>> Begin The data

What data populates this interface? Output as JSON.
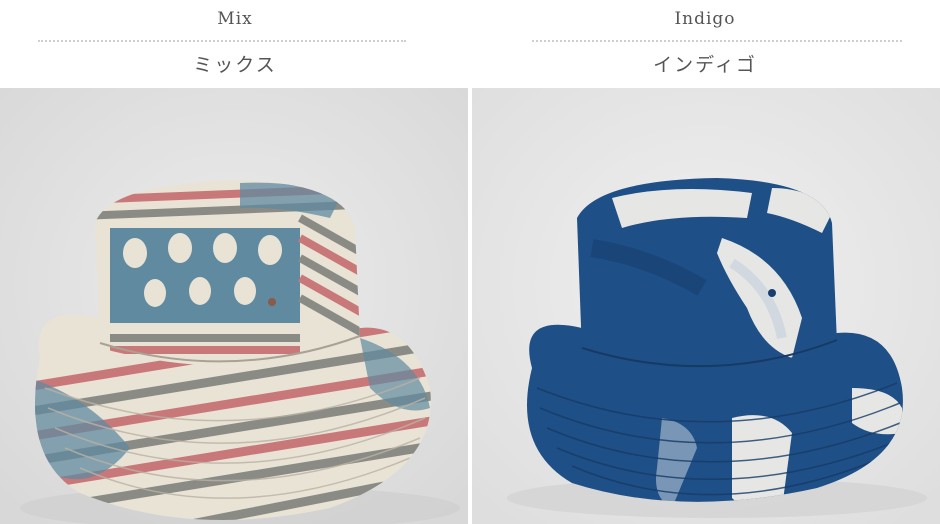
{
  "products": [
    {
      "name_en": "Mix",
      "name_ja": "ミックス",
      "image": "bucket hat with mixed red, blue and grey striped pattern",
      "colors": {
        "bg": "#e4e4e4",
        "cream": "#e9e3d6",
        "red": "#c9787a",
        "blue": "#5f8aa0",
        "grey": "#8b8b86"
      }
    },
    {
      "name_en": "Indigo",
      "name_ja": "インディゴ",
      "image": "indigo tie-dye bucket hat",
      "colors": {
        "bg": "#ececec",
        "indigo": "#1f4f87",
        "dark": "#173f70",
        "white": "#e6e7e4"
      }
    }
  ]
}
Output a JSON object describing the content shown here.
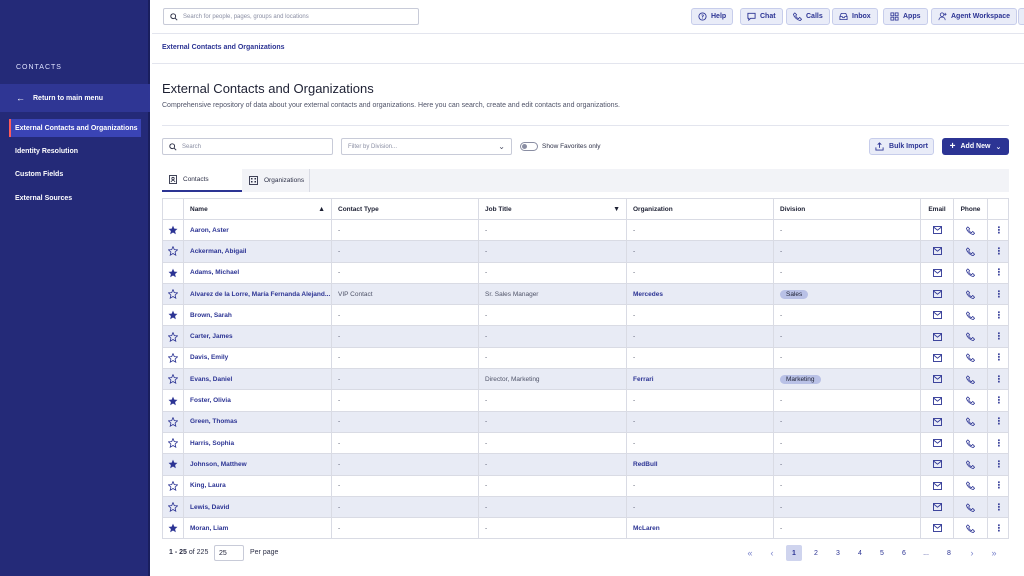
{
  "sidebar": {
    "title": "CONTACTS",
    "return_label": "Return to main menu",
    "items": [
      {
        "label": "External Contacts and Organizations"
      },
      {
        "label": "Identity Resolution"
      },
      {
        "label": "Custom Fields"
      },
      {
        "label": "External Sources"
      }
    ]
  },
  "topbar": {
    "search_placeholder": "Search for people, pages, groups and locations",
    "buttons": [
      {
        "label": "Help",
        "icon": "help-icon"
      },
      {
        "label": "Chat",
        "icon": "chat-icon"
      },
      {
        "label": "Calls",
        "icon": "phone-icon"
      },
      {
        "label": "Inbox",
        "icon": "inbox-icon"
      },
      {
        "label": "Apps",
        "icon": "apps-icon"
      },
      {
        "label": "Agent Workspace",
        "icon": "agent-icon"
      }
    ]
  },
  "breadcrumb": "External Contacts and Organizations",
  "page": {
    "title": "External Contacts and Organizations",
    "description": "Comprehensive repository of data about your external contacts and organizations. Here you can search, create and edit contacts and organizations."
  },
  "filters": {
    "search_placeholder": "Search",
    "division_placeholder": "Filter by Division...",
    "favorites_label": "Show Favorites only",
    "bulk_import_label": "Bulk Import",
    "add_new_label": "Add New"
  },
  "tabs": [
    {
      "label": "Contacts"
    },
    {
      "label": "Organizations"
    }
  ],
  "table": {
    "columns": {
      "name": "Name",
      "type": "Contact Type",
      "job": "Job Title",
      "org": "Organization",
      "division": "Division",
      "email": "Email",
      "phone": "Phone"
    },
    "rows": [
      {
        "name": "Aaron, Aster",
        "type": "-",
        "job": "-",
        "org": "-",
        "division": "-",
        "favorite": true
      },
      {
        "name": "Ackerman, Abigail",
        "type": "-",
        "job": "-",
        "org": "-",
        "division": "-",
        "favorite": false
      },
      {
        "name": "Adams, Michael",
        "type": "-",
        "job": "-",
        "org": "-",
        "division": "-",
        "favorite": true
      },
      {
        "name": "Alvarez de la Lorre, María Fernanda Alejand...",
        "type": "VIP Contact",
        "job": "Sr. Sales Manager",
        "org": "Mercedes",
        "division": "Sales",
        "favorite": false
      },
      {
        "name": "Brown, Sarah",
        "type": "-",
        "job": "-",
        "org": "-",
        "division": "-",
        "favorite": true
      },
      {
        "name": "Carter, James",
        "type": "-",
        "job": "-",
        "org": "-",
        "division": "-",
        "favorite": false
      },
      {
        "name": "Davis, Emily",
        "type": "-",
        "job": "-",
        "org": "-",
        "division": "-",
        "favorite": false
      },
      {
        "name": "Evans, Daniel",
        "type": "-",
        "job": "Director, Marketing",
        "org": "Ferrari",
        "division": "Marketing",
        "favorite": false
      },
      {
        "name": "Foster, Olivia",
        "type": "-",
        "job": "-",
        "org": "-",
        "division": "-",
        "favorite": true
      },
      {
        "name": "Green, Thomas",
        "type": "-",
        "job": "-",
        "org": "-",
        "division": "-",
        "favorite": false
      },
      {
        "name": "Harris, Sophia",
        "type": "-",
        "job": "-",
        "org": "-",
        "division": "-",
        "favorite": false
      },
      {
        "name": "Johnson, Matthew",
        "type": "-",
        "job": "-",
        "org": "RedBull",
        "division": "-",
        "favorite": true
      },
      {
        "name": "King, Laura",
        "type": "-",
        "job": "-",
        "org": "-",
        "division": "-",
        "favorite": false
      },
      {
        "name": "Lewis, David",
        "type": "-",
        "job": "-",
        "org": "-",
        "division": "-",
        "favorite": false
      },
      {
        "name": "Moran, Liam",
        "type": "-",
        "job": "-",
        "org": "McLaren",
        "division": "-",
        "favorite": true
      }
    ]
  },
  "pagination": {
    "range": "1 - 25",
    "of_label": "of",
    "total": "225",
    "per_page_value": "25",
    "per_page_label": "Per page",
    "pages": [
      "1",
      "2",
      "3",
      "4",
      "5",
      "6",
      "...",
      "8"
    ],
    "current": "1"
  },
  "colors": {
    "sidebar": "#242a78",
    "accent": "#2c3494",
    "row_shade": "#e8ebf5",
    "pill": "#b9c1e6"
  }
}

>> End The data

In the records shown above, how many lines include the word "blue"? Answer with the number only.

- **Written response**: 2